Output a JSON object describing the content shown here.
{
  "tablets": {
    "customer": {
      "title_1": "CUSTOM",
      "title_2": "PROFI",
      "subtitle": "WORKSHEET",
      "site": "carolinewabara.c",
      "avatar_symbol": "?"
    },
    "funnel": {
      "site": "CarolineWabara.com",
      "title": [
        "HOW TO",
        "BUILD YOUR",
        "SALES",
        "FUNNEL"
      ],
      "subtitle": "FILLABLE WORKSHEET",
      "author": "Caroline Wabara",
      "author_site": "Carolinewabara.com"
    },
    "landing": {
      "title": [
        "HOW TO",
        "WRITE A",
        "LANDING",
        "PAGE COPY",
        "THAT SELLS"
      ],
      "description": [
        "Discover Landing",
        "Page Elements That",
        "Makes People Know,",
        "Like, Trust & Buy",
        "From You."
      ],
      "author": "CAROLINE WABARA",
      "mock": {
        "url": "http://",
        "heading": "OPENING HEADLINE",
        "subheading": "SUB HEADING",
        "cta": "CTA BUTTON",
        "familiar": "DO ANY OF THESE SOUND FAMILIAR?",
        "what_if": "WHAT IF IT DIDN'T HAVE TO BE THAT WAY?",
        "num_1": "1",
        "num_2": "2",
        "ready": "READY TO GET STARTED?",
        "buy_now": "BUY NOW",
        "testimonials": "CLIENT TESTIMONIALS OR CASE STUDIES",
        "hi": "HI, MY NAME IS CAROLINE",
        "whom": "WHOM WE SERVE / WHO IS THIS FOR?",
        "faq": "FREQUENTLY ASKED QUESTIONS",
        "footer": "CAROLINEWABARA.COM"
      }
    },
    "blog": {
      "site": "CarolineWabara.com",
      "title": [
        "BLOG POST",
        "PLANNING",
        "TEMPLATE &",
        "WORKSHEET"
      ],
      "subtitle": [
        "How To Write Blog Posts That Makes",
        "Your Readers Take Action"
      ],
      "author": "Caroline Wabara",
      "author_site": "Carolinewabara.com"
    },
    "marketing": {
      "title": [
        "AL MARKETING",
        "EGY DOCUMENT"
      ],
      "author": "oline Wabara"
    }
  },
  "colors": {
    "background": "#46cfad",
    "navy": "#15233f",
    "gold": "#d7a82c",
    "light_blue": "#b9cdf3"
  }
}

....

## [GOAL OF THE EXERCISE]
Find each line holding the word "WORKSHEET" and copy it.

## [TASK RESPONSE]
      "subtitle": "WORKSHEET",
      "subtitle": "FILLABLE WORKSHEET",
        "WORKSHEET"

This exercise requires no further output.